> **TASK GOAL**: List all lines of the data that include the string "nguồn".

> **DATA FOR THIS TASK**:
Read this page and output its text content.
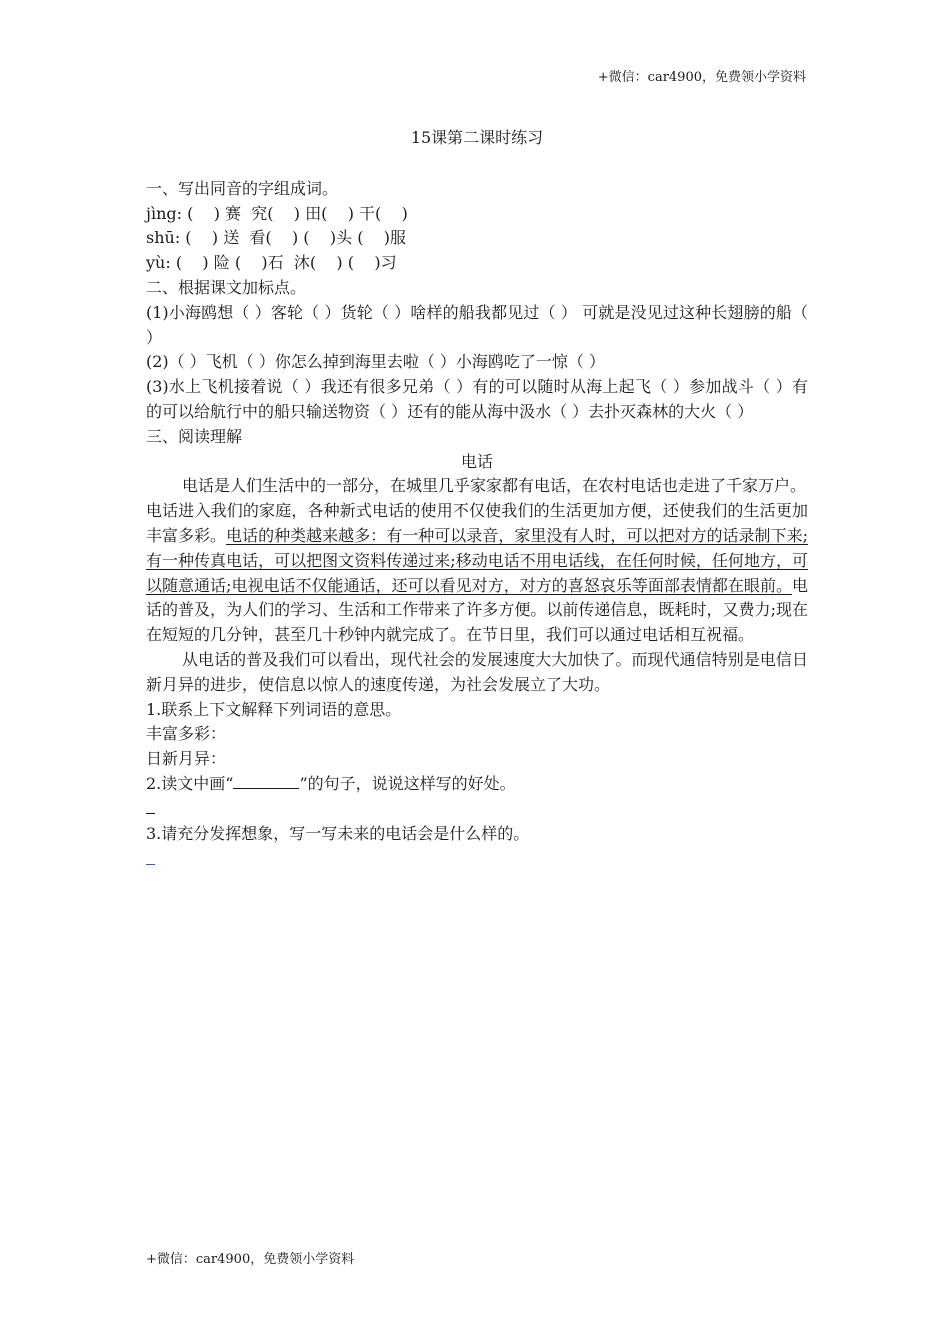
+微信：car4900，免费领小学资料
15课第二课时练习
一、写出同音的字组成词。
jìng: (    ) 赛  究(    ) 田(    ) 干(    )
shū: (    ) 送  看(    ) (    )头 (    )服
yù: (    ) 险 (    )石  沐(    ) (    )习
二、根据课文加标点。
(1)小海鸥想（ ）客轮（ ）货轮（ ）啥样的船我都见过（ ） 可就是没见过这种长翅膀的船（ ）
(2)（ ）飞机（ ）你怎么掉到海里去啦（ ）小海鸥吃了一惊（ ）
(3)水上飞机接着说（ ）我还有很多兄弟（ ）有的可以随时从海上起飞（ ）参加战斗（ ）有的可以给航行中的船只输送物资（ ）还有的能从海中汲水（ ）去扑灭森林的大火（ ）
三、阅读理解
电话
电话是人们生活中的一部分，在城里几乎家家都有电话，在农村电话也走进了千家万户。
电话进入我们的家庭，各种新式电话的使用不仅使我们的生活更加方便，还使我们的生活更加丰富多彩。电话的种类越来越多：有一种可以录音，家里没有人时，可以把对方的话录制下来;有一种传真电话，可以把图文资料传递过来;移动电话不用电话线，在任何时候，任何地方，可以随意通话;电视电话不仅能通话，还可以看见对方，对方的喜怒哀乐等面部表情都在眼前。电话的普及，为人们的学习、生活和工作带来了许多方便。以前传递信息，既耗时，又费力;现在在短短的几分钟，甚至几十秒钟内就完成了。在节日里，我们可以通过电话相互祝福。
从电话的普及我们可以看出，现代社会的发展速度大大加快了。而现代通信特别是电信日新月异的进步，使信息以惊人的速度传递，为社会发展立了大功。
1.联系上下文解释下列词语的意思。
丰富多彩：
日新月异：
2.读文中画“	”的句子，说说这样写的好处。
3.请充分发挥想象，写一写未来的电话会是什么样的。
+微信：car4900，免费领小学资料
---
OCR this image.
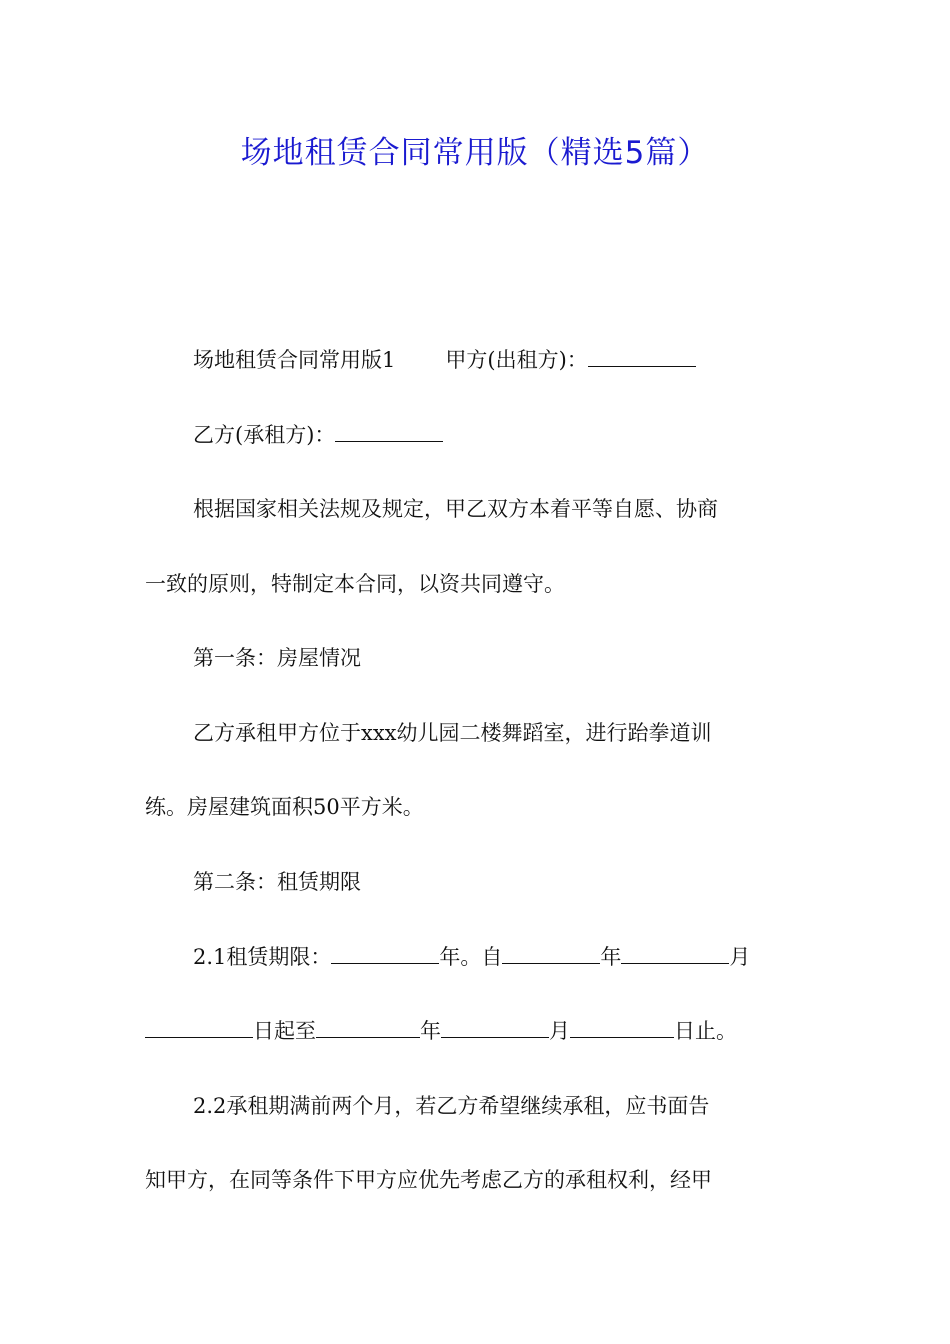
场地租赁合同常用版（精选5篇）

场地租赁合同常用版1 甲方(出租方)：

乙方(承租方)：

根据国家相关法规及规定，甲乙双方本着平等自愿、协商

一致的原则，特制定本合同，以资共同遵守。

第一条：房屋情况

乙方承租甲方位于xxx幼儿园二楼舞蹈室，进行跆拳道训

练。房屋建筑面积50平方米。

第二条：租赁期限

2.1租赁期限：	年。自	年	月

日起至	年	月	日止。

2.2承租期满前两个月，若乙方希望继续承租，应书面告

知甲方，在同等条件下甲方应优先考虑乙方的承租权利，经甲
==
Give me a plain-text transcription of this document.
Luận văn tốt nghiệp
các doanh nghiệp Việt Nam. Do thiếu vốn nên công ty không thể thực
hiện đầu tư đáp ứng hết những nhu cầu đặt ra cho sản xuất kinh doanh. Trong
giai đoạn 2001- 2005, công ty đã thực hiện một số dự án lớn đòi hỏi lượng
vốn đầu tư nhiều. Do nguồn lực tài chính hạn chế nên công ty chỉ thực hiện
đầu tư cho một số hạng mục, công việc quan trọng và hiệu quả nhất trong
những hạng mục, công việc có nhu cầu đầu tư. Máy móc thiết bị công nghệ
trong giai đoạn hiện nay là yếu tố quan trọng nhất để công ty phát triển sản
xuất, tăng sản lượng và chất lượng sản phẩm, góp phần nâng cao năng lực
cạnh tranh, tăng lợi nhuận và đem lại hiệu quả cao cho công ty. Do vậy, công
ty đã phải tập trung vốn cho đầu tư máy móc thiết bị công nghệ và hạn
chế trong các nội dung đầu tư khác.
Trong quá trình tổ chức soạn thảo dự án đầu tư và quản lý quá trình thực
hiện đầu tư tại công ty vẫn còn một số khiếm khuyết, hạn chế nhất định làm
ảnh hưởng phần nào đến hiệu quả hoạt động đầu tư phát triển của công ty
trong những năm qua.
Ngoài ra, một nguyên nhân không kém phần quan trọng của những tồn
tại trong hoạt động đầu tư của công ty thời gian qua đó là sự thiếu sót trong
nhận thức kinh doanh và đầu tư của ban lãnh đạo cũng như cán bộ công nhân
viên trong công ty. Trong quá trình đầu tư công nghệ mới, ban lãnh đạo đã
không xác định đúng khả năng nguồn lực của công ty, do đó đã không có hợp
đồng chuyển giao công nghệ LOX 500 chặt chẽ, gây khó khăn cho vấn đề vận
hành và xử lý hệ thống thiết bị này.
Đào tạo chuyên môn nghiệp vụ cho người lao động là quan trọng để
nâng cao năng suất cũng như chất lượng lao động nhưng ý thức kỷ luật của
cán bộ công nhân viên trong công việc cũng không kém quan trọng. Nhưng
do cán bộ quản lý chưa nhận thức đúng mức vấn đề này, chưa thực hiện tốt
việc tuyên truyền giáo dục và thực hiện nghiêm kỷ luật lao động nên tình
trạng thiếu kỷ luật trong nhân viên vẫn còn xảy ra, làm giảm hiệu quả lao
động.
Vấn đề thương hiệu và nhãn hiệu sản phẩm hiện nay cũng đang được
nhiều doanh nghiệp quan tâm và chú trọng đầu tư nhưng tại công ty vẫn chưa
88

> **IN RESPONSE**:
vốn đầu tư nhiều. Do nguồn lực tài chính hạn chế nên công ty chỉ thực hiện
không xác định đúng khả năng nguồn lực của công ty, do đó đã không có hợp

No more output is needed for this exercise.